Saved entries
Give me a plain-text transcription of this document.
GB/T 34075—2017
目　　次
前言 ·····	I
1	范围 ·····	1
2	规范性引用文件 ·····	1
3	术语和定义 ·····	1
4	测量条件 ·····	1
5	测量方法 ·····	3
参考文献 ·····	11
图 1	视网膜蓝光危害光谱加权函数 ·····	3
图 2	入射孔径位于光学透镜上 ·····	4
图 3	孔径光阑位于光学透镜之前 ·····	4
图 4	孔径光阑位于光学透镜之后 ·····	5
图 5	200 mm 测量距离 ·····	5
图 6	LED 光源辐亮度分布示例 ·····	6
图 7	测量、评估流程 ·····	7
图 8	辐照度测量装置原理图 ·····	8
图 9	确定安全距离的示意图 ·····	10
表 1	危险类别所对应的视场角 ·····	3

__Problem to work on__
Using the listing above, please repeat every entry exactly.

__Final answer__
Give me a plain-text transcription of this document.
GB/T 34075—2017
目　　次
前言 ·····	I
1	范围 ·····	1
2	规范性引用文件 ·····	1
3	术语和定义 ·····	1
4	测量条件 ·····	1
5	测量方法 ·····	3
参考文献 ·····	11
图 1	视网膜蓝光危害光谱加权函数 ·····	3
图 2	入射孔径位于光学透镜上 ·····	4
图 3	孔径光阑位于光学透镜之前 ·····	4
图 4	孔径光阑位于光学透镜之后 ·····	5
图 5	200 mm 测量距离 ·····	5
图 6	LED 光源辐亮度分布示例 ·····	6
图 7	测量、评估流程 ·····	7
图 8	辐照度测量装置原理图 ·····	8
图 9	确定安全距离的示意图 ·····	10
表 1	危险类别所对应的视场角 ·····	3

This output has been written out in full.